• _DIRECTIVE_:
Which lines have the string "Price"? Copy all of them from the entries below.

• _RECORDED DATA_:

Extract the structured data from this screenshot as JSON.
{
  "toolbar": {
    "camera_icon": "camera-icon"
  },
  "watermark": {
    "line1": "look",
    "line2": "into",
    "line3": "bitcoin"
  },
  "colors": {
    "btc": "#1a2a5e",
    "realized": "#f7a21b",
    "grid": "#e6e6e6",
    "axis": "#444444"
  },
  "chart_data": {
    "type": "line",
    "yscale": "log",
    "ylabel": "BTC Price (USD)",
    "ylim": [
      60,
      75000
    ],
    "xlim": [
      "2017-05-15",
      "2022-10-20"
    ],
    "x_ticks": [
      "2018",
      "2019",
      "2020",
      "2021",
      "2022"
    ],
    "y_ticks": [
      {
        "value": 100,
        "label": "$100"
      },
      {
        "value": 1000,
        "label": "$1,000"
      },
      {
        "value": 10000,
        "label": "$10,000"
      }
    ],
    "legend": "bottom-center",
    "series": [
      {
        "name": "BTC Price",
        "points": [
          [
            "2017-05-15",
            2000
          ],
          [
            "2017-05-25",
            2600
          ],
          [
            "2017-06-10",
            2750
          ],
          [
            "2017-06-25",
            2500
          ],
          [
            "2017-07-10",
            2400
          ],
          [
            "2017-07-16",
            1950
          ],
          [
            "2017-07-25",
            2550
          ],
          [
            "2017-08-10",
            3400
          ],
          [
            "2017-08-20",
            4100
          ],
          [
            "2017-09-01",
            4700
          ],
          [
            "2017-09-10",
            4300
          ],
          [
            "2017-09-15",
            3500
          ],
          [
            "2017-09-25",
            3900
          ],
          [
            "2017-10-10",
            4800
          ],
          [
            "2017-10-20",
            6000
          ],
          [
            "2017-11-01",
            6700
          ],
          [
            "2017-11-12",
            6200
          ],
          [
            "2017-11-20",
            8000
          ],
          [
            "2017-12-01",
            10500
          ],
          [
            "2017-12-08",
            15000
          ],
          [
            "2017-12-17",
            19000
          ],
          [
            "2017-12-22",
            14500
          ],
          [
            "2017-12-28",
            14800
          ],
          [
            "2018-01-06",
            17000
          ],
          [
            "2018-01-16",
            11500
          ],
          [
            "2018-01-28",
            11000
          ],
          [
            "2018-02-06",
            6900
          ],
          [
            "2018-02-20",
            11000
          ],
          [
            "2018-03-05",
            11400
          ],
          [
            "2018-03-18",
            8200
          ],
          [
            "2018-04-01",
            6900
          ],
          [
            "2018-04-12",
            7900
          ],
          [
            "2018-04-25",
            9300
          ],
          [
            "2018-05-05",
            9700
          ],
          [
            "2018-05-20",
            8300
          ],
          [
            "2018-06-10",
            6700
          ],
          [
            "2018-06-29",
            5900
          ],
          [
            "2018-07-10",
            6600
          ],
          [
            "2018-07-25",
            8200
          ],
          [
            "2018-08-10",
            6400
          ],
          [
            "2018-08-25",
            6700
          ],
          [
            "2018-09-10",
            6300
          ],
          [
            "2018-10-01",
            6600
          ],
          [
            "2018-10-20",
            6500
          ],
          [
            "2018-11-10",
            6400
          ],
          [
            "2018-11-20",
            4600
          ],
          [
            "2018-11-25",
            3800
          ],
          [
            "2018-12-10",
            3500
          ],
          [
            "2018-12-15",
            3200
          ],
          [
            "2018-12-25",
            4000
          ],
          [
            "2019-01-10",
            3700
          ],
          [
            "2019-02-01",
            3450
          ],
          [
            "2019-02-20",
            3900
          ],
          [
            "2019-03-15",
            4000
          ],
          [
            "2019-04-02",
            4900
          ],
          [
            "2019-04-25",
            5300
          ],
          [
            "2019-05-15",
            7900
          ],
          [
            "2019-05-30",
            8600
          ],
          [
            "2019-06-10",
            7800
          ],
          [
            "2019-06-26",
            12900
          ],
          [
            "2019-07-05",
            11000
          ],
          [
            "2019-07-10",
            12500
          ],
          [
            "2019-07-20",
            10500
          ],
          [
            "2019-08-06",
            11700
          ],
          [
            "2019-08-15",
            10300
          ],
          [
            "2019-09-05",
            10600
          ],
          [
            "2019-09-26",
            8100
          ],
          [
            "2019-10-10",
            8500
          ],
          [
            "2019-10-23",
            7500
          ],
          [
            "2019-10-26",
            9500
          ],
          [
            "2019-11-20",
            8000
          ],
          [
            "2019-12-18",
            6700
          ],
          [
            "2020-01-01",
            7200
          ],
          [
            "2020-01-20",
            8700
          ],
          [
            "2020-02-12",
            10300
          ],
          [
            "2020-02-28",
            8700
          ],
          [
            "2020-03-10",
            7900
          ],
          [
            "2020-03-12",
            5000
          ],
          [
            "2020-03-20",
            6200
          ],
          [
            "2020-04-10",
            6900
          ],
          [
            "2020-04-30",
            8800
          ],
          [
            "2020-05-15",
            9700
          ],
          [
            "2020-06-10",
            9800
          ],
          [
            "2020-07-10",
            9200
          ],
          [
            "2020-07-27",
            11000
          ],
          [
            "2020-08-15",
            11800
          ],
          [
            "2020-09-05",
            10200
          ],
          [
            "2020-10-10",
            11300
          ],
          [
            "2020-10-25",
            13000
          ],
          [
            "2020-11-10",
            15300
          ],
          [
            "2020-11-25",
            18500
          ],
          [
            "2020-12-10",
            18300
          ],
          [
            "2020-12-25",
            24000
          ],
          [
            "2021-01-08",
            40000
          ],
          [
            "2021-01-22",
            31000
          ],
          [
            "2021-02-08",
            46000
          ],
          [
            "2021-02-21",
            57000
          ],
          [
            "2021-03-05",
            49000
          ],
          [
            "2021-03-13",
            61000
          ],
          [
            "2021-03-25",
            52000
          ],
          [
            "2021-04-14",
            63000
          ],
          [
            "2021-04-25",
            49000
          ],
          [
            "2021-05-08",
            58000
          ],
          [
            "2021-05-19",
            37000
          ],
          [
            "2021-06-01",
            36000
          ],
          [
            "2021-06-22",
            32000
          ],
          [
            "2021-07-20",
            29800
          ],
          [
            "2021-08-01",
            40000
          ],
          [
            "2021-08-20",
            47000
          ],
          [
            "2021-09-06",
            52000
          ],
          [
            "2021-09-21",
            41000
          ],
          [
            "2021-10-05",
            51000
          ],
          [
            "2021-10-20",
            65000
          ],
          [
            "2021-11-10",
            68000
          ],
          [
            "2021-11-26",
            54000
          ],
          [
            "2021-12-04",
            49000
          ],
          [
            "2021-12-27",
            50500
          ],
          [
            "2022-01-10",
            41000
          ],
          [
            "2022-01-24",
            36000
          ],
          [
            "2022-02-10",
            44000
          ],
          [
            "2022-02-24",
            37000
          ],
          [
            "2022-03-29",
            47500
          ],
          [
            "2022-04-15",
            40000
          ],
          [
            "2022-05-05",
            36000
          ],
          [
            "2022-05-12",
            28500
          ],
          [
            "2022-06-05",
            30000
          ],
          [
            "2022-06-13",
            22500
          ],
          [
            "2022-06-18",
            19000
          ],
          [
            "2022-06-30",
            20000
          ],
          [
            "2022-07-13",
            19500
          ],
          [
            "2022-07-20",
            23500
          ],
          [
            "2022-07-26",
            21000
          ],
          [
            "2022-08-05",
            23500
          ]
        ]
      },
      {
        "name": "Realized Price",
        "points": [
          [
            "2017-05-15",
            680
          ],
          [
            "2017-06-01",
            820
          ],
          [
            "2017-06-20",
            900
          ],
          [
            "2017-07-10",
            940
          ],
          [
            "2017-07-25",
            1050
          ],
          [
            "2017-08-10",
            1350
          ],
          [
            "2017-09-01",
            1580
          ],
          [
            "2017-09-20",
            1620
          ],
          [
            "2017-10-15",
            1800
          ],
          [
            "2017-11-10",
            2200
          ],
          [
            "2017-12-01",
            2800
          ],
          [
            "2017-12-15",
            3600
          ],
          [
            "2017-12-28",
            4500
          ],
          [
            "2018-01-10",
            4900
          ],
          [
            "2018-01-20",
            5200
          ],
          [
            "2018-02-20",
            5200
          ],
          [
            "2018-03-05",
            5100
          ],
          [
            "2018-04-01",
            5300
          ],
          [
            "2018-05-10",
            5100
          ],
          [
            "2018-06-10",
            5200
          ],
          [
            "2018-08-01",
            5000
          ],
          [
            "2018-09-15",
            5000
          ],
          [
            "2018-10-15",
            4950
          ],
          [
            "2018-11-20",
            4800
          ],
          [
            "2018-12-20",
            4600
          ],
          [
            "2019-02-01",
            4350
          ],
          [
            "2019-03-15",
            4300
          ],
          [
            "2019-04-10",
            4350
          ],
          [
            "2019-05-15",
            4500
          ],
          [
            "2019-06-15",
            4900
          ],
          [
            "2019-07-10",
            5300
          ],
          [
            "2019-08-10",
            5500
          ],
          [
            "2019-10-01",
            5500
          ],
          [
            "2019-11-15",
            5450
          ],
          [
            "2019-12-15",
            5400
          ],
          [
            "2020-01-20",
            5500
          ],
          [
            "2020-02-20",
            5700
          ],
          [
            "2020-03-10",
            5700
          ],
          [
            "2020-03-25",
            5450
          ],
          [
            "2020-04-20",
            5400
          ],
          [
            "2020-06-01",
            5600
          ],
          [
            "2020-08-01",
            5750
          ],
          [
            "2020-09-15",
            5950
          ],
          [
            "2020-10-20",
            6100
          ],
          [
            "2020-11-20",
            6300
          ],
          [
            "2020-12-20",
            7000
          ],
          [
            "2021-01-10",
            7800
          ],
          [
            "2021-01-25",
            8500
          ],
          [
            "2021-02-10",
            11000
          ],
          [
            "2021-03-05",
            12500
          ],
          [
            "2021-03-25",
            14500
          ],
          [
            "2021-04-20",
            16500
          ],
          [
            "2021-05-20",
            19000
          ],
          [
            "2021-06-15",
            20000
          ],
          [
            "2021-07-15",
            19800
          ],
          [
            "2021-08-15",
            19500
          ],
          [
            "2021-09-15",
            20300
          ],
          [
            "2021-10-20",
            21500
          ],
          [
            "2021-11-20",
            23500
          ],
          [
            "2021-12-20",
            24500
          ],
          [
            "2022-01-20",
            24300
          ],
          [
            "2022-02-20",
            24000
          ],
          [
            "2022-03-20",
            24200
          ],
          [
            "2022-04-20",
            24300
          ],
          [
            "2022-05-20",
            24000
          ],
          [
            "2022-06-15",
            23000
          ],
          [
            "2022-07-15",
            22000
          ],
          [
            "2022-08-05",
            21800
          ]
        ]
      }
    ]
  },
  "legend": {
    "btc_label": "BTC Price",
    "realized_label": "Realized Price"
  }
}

• _SOLUTION FOR THIS PROBLEM_:
    "ylabel": "BTC Price (USD)",
        "name": "BTC Price",
        "name": "Realized Price",
    "btc_label": "BTC Price",
    "realized_label": "Realized Price"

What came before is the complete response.